**WHAT IS NEEDED:** Whichever lines of the entries hold the word "Font" should be identified and copied.
_____
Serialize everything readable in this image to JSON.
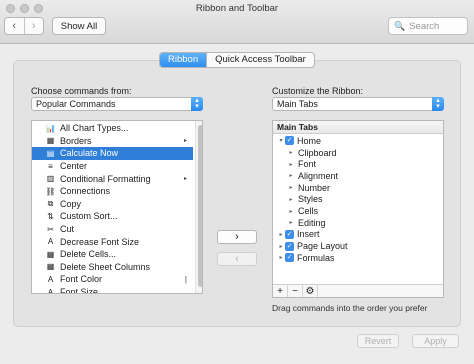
{
  "window": {
    "title": "Ribbon and Toolbar"
  },
  "toolbar": {
    "back": "‹",
    "forward": "›",
    "show_all": "Show All",
    "search_placeholder": "Search",
    "search_icon": "🔍"
  },
  "tabs": {
    "ribbon": "Ribbon",
    "quick_access": "Quick Access Toolbar"
  },
  "left": {
    "label": "Choose commands from:",
    "dropdown_value": "Popular Commands",
    "commands": [
      {
        "label": "All Chart Types...",
        "icon": "📊",
        "sub": "",
        "selected": false
      },
      {
        "label": "Borders",
        "icon": "▦",
        "sub": "▸",
        "selected": false
      },
      {
        "label": "Calculate Now",
        "icon": "▤",
        "sub": "",
        "selected": true
      },
      {
        "label": "Center",
        "icon": "≡",
        "sub": "",
        "selected": false
      },
      {
        "label": "Conditional Formatting",
        "icon": "▥",
        "sub": "▸",
        "selected": false
      },
      {
        "label": "Connections",
        "icon": "⛓",
        "sub": "",
        "selected": false
      },
      {
        "label": "Copy",
        "icon": "⧉",
        "sub": "",
        "selected": false
      },
      {
        "label": "Custom Sort...",
        "icon": "⇅",
        "sub": "",
        "selected": false
      },
      {
        "label": "Cut",
        "icon": "✂",
        "sub": "",
        "selected": false
      },
      {
        "label": "Decrease Font Size",
        "icon": "A",
        "sub": "",
        "selected": false
      },
      {
        "label": "Delete Cells...",
        "icon": "▦",
        "sub": "",
        "selected": false
      },
      {
        "label": "Delete Sheet Columns",
        "icon": "▦",
        "sub": "",
        "selected": false
      },
      {
        "label": "Font Color",
        "icon": "A",
        "sub": "|",
        "selected": false
      },
      {
        "label": "Font Size",
        "icon": "A",
        "sub": "",
        "selected": false
      }
    ]
  },
  "middle": {
    "add": "›",
    "remove": "‹"
  },
  "right": {
    "label": "Customize the Ribbon:",
    "dropdown_value": "Main Tabs",
    "tree_header": "Main Tabs",
    "tree": [
      {
        "label": "Home",
        "level": 0,
        "expanded": true,
        "checkbox": true,
        "check": "✓",
        "tri": "▾"
      },
      {
        "label": "Clipboard",
        "level": 1,
        "expanded": false,
        "checkbox": false,
        "check": "",
        "tri": "▸"
      },
      {
        "label": "Font",
        "level": 1,
        "expanded": false,
        "checkbox": false,
        "check": "",
        "tri": "▸"
      },
      {
        "label": "Alignment",
        "level": 1,
        "expanded": false,
        "checkbox": false,
        "check": "",
        "tri": "▸"
      },
      {
        "label": "Number",
        "level": 1,
        "expanded": false,
        "checkbox": false,
        "check": "",
        "tri": "▸"
      },
      {
        "label": "Styles",
        "level": 1,
        "expanded": false,
        "checkbox": false,
        "check": "",
        "tri": "▸"
      },
      {
        "label": "Cells",
        "level": 1,
        "expanded": false,
        "checkbox": false,
        "check": "",
        "tri": "▸"
      },
      {
        "label": "Editing",
        "level": 1,
        "expanded": false,
        "checkbox": false,
        "check": "",
        "tri": "▸"
      },
      {
        "label": "Insert",
        "level": 0,
        "expanded": false,
        "checkbox": true,
        "check": "✓",
        "tri": "▸"
      },
      {
        "label": "Page Layout",
        "level": 0,
        "expanded": false,
        "checkbox": true,
        "check": "✓",
        "tri": "▸"
      },
      {
        "label": "Formulas",
        "level": 0,
        "expanded": false,
        "checkbox": true,
        "check": "✓",
        "tri": "▸"
      }
    ],
    "tree_toolbar": {
      "add": "+",
      "remove": "−",
      "settings": "⚙"
    },
    "hint": "Drag commands into the order you prefer"
  },
  "footer": {
    "revert": "Revert",
    "apply": "Apply"
  },
  "colors": {
    "accent": "#2f7ed8",
    "selection": "#2f7ed8"
  }
}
_____
**WRITTEN REPLY:**
        "label": "Decrease Font Size",
        "label": "Font Color",
        "label": "Font Size",
        "label": "Font",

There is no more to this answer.